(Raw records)
§ §

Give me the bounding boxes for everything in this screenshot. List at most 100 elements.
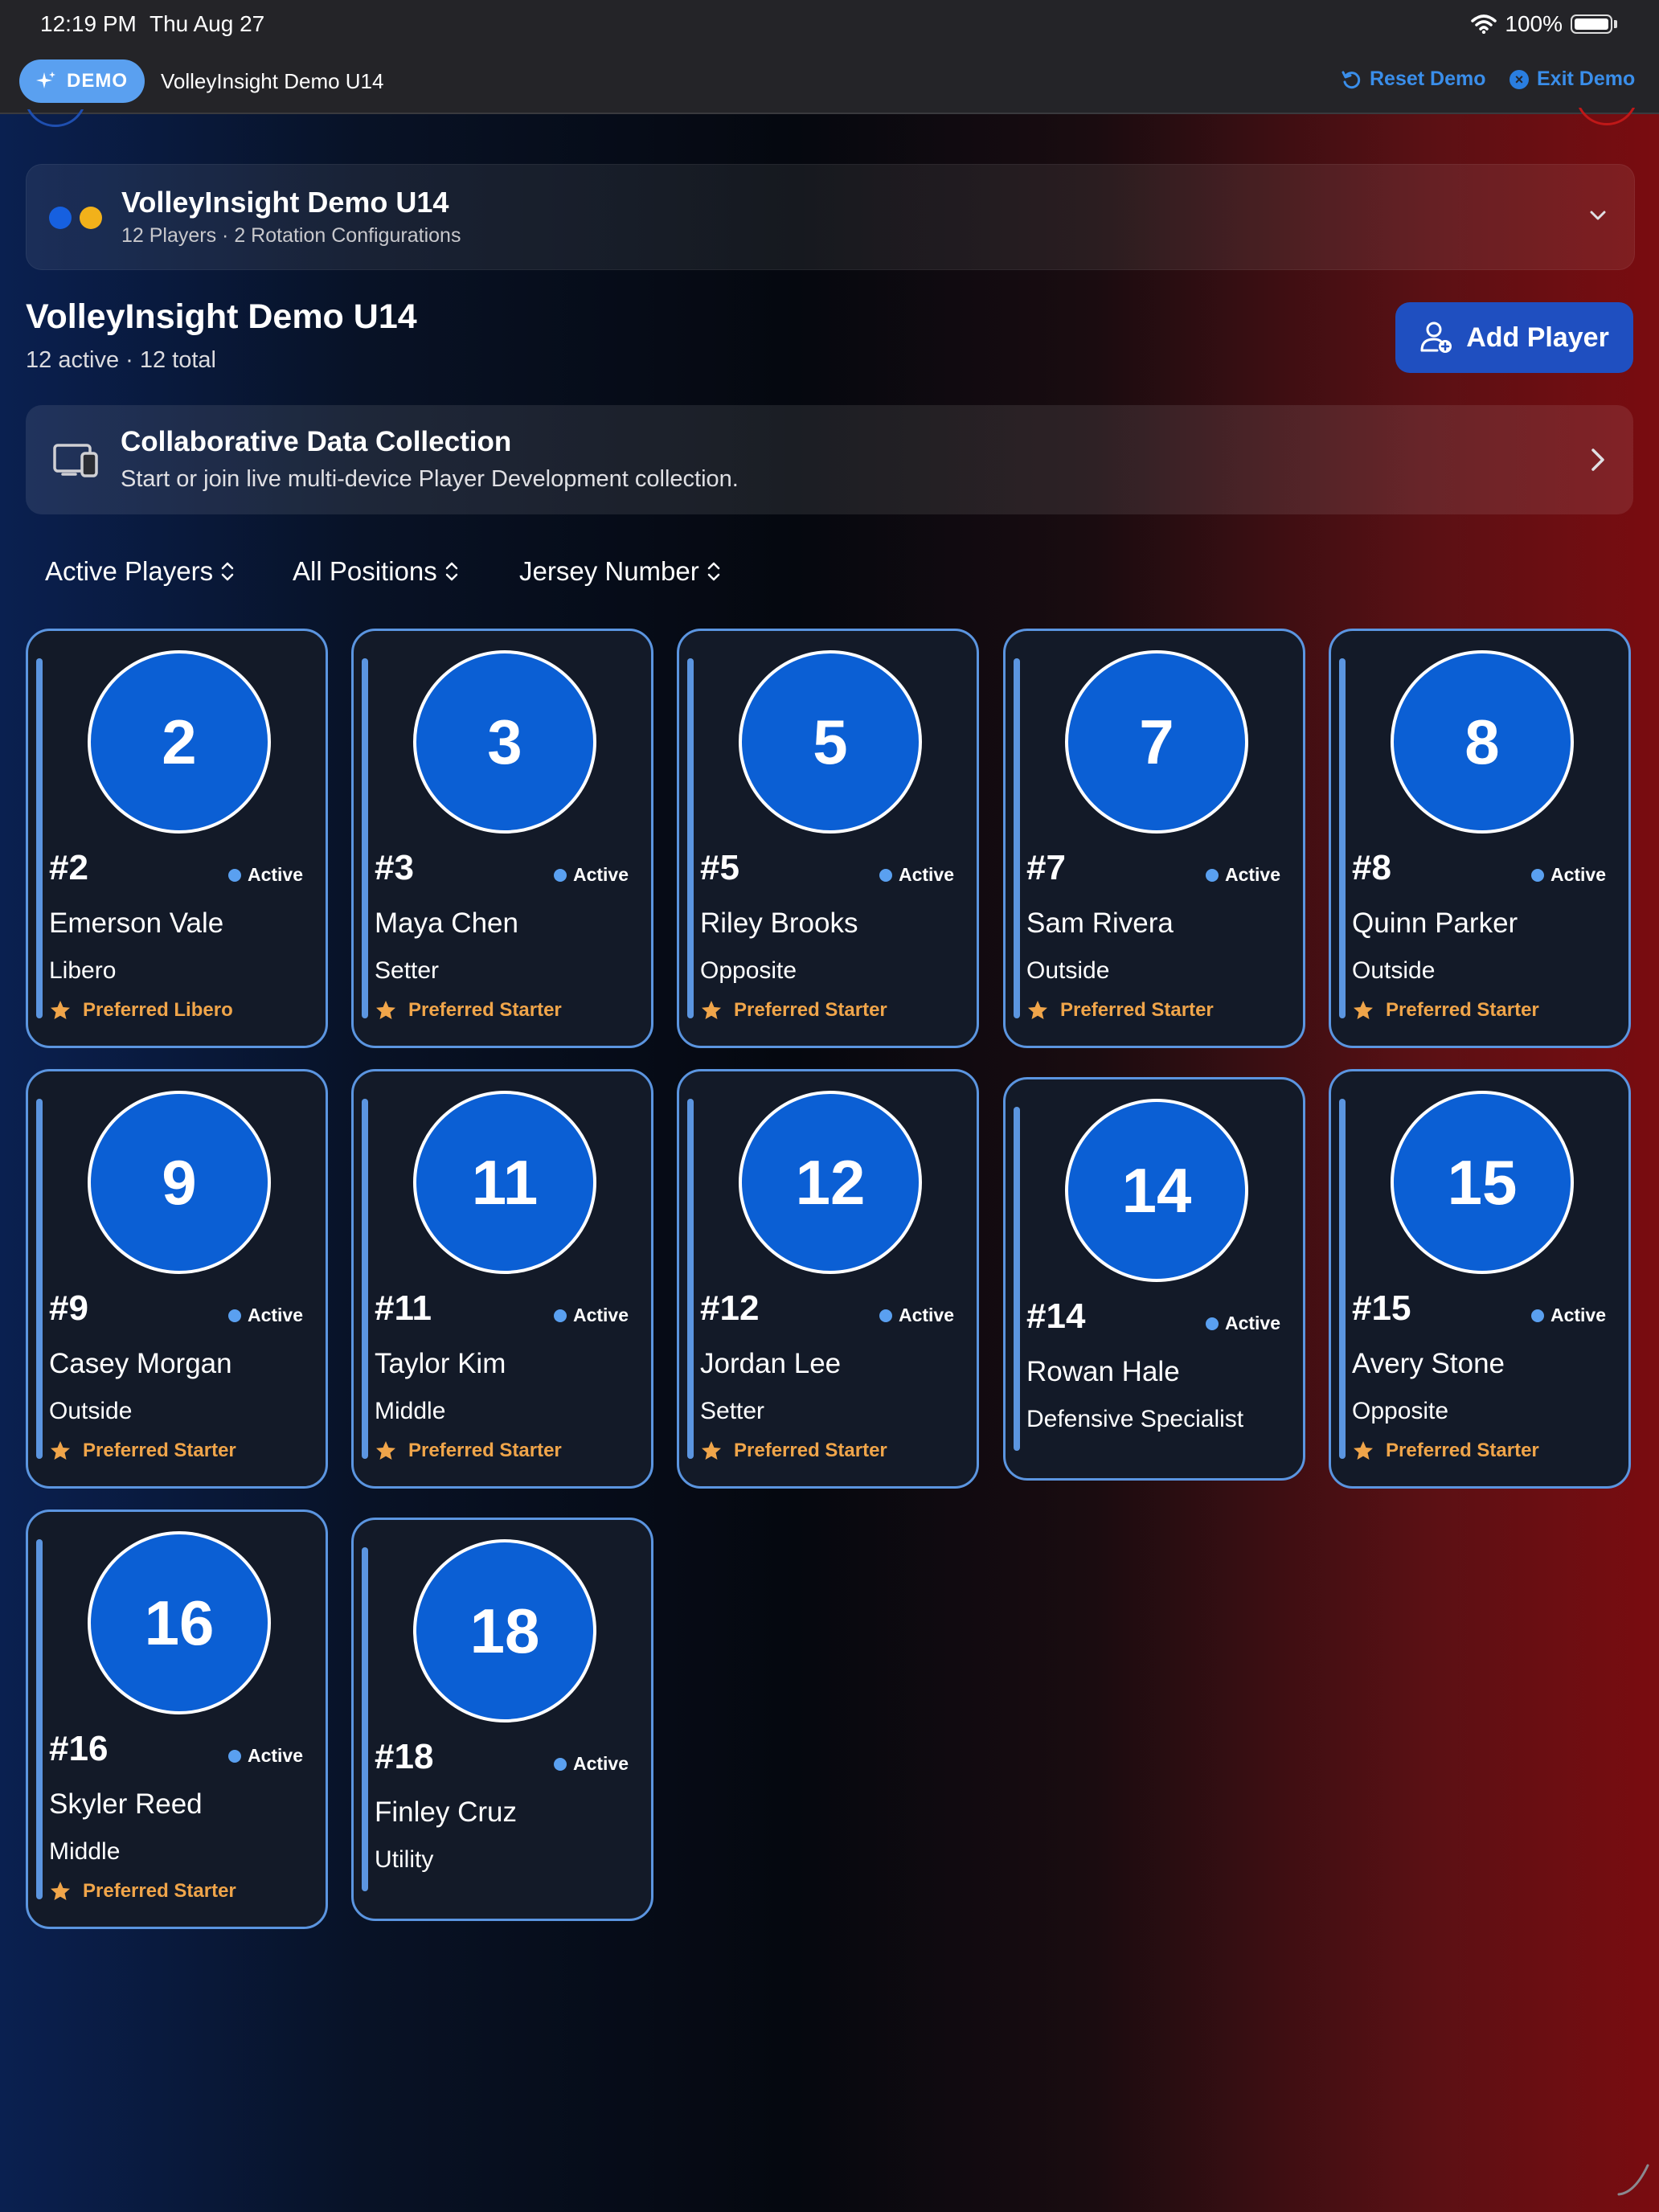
status-badge: Active [1530, 864, 1606, 886]
jersey-number: #12 [700, 1288, 760, 1328]
status-dot-icon [1530, 1309, 1544, 1322]
preferred-label: Preferred Starter [83, 1440, 236, 1461]
resize-handle-icon[interactable] [1616, 2162, 1651, 2198]
reset-demo-button[interactable]: Reset Demo [1341, 68, 1486, 91]
star-icon [375, 1440, 397, 1462]
preferred-label: Preferred Starter [408, 1440, 562, 1461]
collab-subtitle: Start or join live multi-device Player D… [121, 466, 739, 492]
collab-data-banner[interactable]: Collaborative Data Collection Start or j… [26, 405, 1633, 514]
player-card[interactable]: 18 #18 Active Finley Cruz Utility [351, 1518, 653, 1921]
position-filter-label: All Positions [293, 556, 437, 586]
jersey-avatar: 7 [1065, 650, 1248, 834]
preferred-label: Preferred Starter [1060, 999, 1214, 1021]
jersey-avatar: 8 [1391, 650, 1574, 834]
chevron-up-down-icon [445, 562, 457, 581]
status-label: Active [1224, 864, 1280, 885]
player-name: Finley Cruz [375, 1796, 517, 1828]
jersey-number: #3 [375, 848, 414, 887]
jersey-avatar: 15 [1391, 1091, 1574, 1274]
player-position: Outside [1026, 957, 1110, 984]
jersey-number: #2 [49, 848, 88, 887]
position-filter[interactable]: All Positions [293, 556, 460, 587]
player-position: Setter [700, 1398, 765, 1424]
status-badge: Active [553, 1305, 629, 1326]
status-dot-icon [1530, 868, 1544, 882]
status-label: Active [1550, 1305, 1606, 1325]
card-accent-bar [362, 1547, 368, 1891]
preferred-label: Preferred Starter [734, 1440, 887, 1461]
demo-badge-label: DEMO [67, 70, 128, 92]
demo-team-title: VolleyInsight Demo U14 [161, 69, 384, 93]
player-name: Emerson Vale [49, 907, 224, 939]
jersey-avatar: 16 [88, 1531, 271, 1714]
player-name: Jordan Lee [700, 1348, 842, 1379]
exit-demo-button[interactable]: × Exit Demo [1509, 68, 1635, 91]
chevron-down-icon [1590, 211, 1606, 220]
player-card[interactable]: 5 #5 Active Riley Brooks Opposite Preferred S… [677, 629, 979, 1048]
jersey-number: #7 [1026, 848, 1066, 887]
jersey-avatar: 12 [739, 1091, 922, 1274]
battery-percent: 100% [1505, 11, 1563, 36]
status-dot-icon [553, 1757, 567, 1771]
status-badge: Active [553, 1753, 629, 1775]
player-card[interactable]: 11 #11 Active Taylor Kim Middle Preferred Sta… [351, 1069, 653, 1489]
player-card[interactable]: 8 #8 Active Quinn Parker Outside Preferred St… [1329, 629, 1631, 1048]
player-card[interactable]: 2 #2 Active Emerson Vale Libero Preferred Lib… [26, 629, 328, 1048]
jersey-number: #14 [1026, 1296, 1086, 1336]
player-name: Quinn Parker [1352, 907, 1518, 939]
player-position: Utility [375, 1846, 434, 1873]
status-badge: Active [1205, 864, 1280, 886]
player-position: Libero [49, 957, 117, 984]
player-card[interactable]: 7 #7 Active Sam Rivera Outside Preferred Star… [1003, 629, 1305, 1048]
player-position: Defensive Specialist [1026, 1406, 1244, 1432]
sort-filter[interactable]: Jersey Number [519, 556, 722, 587]
player-card[interactable]: 9 #9 Active Casey Morgan Outside Preferred St… [26, 1069, 328, 1489]
status-badge: Active [879, 864, 954, 886]
player-position: Opposite [700, 957, 797, 984]
roster-count: 12 active · 12 total [26, 347, 216, 373]
card-accent-bar [36, 1099, 43, 1459]
status-badge: Active [1530, 1305, 1606, 1326]
status-badge: Active [553, 864, 629, 886]
status-dot-icon [227, 1749, 241, 1763]
team-selector[interactable]: VolleyInsight Demo U14 12 Players · 2 Ro… [26, 164, 1635, 270]
jersey-number: #18 [375, 1737, 434, 1776]
preferred-badge: Preferred Starter [375, 999, 562, 1022]
player-name: Taylor Kim [375, 1348, 506, 1379]
card-accent-bar [687, 658, 694, 1018]
player-name: Riley Brooks [700, 907, 858, 939]
status-dot-icon [1205, 1317, 1219, 1330]
player-card[interactable]: 14 #14 Active Rowan Hale Defensive Specialis… [1003, 1077, 1305, 1481]
chevron-right-icon [1591, 449, 1604, 471]
preferred-badge: Preferred Starter [49, 1880, 236, 1903]
player-card[interactable]: 3 #3 Active Maya Chen Setter Preferred Starte… [351, 629, 653, 1048]
demo-badge[interactable]: DEMO [19, 59, 145, 103]
status-badge: Active [227, 1745, 303, 1767]
star-icon [1026, 999, 1049, 1022]
card-accent-bar [362, 658, 368, 1018]
player-card[interactable]: 12 #12 Active Jordan Lee Setter Preferred Sta… [677, 1069, 979, 1489]
status-label: Active [898, 864, 954, 885]
star-icon [1352, 999, 1374, 1022]
jersey-number: #5 [700, 848, 739, 887]
status-filter[interactable]: Active Players [45, 556, 236, 587]
status-label: Active [247, 1745, 303, 1766]
add-player-button[interactable]: Add Player [1395, 302, 1633, 373]
status-label: Active [247, 864, 303, 885]
status-dot-icon [227, 868, 241, 882]
player-name: Skyler Reed [49, 1788, 203, 1820]
jersey-avatar: 9 [88, 1091, 271, 1274]
star-icon [1352, 1440, 1374, 1462]
player-card[interactable]: 15 #15 Active Avery Stone Opposite Preferred … [1329, 1069, 1631, 1489]
player-position: Opposite [1352, 1398, 1449, 1424]
star-icon [375, 999, 397, 1022]
preferred-label: Preferred Starter [1386, 999, 1539, 1021]
card-accent-bar [36, 658, 43, 1018]
jersey-number: #16 [49, 1729, 109, 1768]
player-position: Setter [375, 957, 440, 984]
player-card[interactable]: 16 #16 Active Skyler Reed Middle Preferred St… [26, 1509, 328, 1929]
preferred-label: Preferred Starter [1386, 1440, 1539, 1461]
status-label: Active [572, 864, 629, 885]
player-name: Avery Stone [1352, 1348, 1505, 1379]
page-title: VolleyInsight Demo U14 [26, 297, 417, 336]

§ §

DIRECTIONS: Lay out the lines from the one containing "status-badge: Active [1530, 864, 1606, 886]" through the one containing "collab-subtitle: Start or", inclusive, as a Markdown table with the columns Row and Line, leaving out any blank lines.

RESPONSE TO THE EXERCISE:
| Row | Line |
|---|---|
| 1 | status-badge: Active [1530, 864, 1606, 886] |
| 2 | jersey-number: #12 [700, 1288, 760, 1328] |
| 3 | status-dot-icon [1530, 1309, 1544, 1322] |
| 4 | preferred-label: Preferred Starter [83, 1440, 236, 1461] |
| 5 | resize-handle-icon[interactable] [1616, 2162, 1651, 2198] |
| 6 | reset-demo-button[interactable]: Reset Demo [1341, 68, 1486, 91] |
| 7 | star-icon [375, 1440, 397, 1462] |
| 8 | preferred-label: Preferred Starter [408, 1440, 562, 1461] |
| 9 | collab-subtitle: Start or join live multi-device Player D… [121, 466, 739, 492] |